- **Your task**:
Nothing in the records that follow should differ once you have copied them out.

··· Supplied data ···

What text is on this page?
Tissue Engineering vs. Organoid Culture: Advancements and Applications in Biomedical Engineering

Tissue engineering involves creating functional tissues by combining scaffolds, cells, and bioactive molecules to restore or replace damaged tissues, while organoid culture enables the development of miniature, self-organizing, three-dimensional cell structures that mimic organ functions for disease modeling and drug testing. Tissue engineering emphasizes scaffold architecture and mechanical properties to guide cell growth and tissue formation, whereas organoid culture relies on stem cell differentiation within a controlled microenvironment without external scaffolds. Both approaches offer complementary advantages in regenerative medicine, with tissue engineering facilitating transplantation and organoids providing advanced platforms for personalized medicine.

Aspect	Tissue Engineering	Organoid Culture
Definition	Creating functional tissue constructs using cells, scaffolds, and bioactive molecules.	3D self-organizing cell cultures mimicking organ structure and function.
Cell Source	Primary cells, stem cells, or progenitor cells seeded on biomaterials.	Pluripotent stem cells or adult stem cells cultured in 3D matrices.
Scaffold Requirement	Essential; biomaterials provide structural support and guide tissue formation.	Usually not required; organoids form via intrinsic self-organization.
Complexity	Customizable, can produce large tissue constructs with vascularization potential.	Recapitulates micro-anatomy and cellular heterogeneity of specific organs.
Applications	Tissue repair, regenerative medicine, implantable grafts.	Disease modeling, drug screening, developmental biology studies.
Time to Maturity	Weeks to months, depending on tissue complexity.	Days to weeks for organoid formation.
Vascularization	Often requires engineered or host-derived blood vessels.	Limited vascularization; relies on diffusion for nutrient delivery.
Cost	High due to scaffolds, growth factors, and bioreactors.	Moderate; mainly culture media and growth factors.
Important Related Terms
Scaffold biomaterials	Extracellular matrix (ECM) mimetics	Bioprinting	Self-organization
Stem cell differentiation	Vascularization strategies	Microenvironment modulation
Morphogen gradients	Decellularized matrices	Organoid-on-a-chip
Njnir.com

···

- **Task response**:
What text is on this page?
Tissue Engineering vs. Organoid Culture: Advancements and Applications in Biomedical Engineering

Tissue engineering involves creating functional tissues by combining scaffolds, cells, and bioactive molecules to restore or replace damaged tissues, while organoid culture enables the development of miniature, self-organizing, three-dimensional cell structures that mimic organ functions for disease modeling and drug testing. Tissue engineering emphasizes scaffold architecture and mechanical properties to guide cell growth and tissue formation, whereas organoid culture relies on stem cell differentiation within a controlled microenvironment without external scaffolds. Both approaches offer complementary advantages in regenerative medicine, with tissue engineering facilitating transplantation and organoids providing advanced platforms for personalized medicine.

Aspect	Tissue Engineering	Organoid Culture
Definition	Creating functional tissue constructs using cells, scaffolds, and bioactive molecules.	3D self-organizing cell cultures mimicking organ structure and function.
Cell Source	Primary cells, stem cells, or progenitor cells seeded on biomaterials.	Pluripotent stem cells or adult stem cells cultured in 3D matrices.
Scaffold Requirement	Essential; biomaterials provide structural support and guide tissue formation.	Usually not required; organoids form via intrinsic self-organization.
Complexity	Customizable, can produce large tissue constructs with vascularization potential.	Recapitulates micro-anatomy and cellular heterogeneity of specific organs.
Applications	Tissue repair, regenerative medicine, implantable grafts.	Disease modeling, drug screening, developmental biology studies.
Time to Maturity	Weeks to months, depending on tissue complexity.	Days to weeks for organoid formation.
Vascularization	Often requires engineered or host-derived blood vessels.	Limited vascularization; relies on diffusion for nutrient delivery.
Cost	High due to scaffolds, growth factors, and bioreactors.	Moderate; mainly culture media and growth factors.
Important Related Terms
Scaffold biomaterials	Extracellular matrix (ECM) mimetics	Bioprinting	Self-organization
Stem cell differentiation	Vascularization strategies	Microenvironment modulation
Morphogen gradients	Decellularized matrices	Organoid-on-a-chip
Njnir.com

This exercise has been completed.